*Exercise aim*. Verbatim output of all the material below is required.

═════ Provided records ═════

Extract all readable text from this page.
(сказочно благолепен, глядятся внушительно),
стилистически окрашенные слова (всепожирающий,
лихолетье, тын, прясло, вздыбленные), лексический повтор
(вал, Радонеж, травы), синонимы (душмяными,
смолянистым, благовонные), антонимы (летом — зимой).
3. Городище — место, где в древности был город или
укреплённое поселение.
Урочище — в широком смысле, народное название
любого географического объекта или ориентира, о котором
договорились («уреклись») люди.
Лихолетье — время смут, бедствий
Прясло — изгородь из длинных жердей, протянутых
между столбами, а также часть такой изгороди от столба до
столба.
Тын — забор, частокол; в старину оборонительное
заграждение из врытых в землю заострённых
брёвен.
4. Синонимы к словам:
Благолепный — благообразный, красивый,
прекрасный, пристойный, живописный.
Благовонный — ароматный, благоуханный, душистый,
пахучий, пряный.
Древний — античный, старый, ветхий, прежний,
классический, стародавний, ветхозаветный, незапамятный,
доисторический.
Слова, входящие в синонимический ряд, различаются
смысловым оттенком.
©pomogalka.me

═════

*The response*.
Extract all readable text from this page.
(сказочно благолепен, глядятся внушительно),
стилистически окрашенные слова (всепожирающий,
лихолетье, тын, прясло, вздыбленные), лексический повтор
(вал, Радонеж, травы), синонимы (душмяными,
смолянистым, благовонные), антонимы (летом — зимой).
3. Городище — место, где в древности был город или
укреплённое поселение.
Урочище — в широком смысле, народное название
любого географического объекта или ориентира, о котором
договорились («уреклись») люди.
Лихолетье — время смут, бедствий
Прясло — изгородь из длинных жердей, протянутых
между столбами, а также часть такой изгороди от столба до
столба.
Тын — забор, частокол; в старину оборонительное
заграждение из врытых в землю заострённых
брёвен.
4. Синонимы к словам:
Благолепный — благообразный, красивый,
прекрасный, пристойный, живописный.
Благовонный — ароматный, благоуханный, душистый,
пахучий, пряный.
Древний — античный, старый, ветхий, прежний,
классический, стародавний, ветхозаветный, незапамятный,
доисторический.
Слова, входящие в синонимический ряд, различаются
смысловым оттенком.
©pomogalka.me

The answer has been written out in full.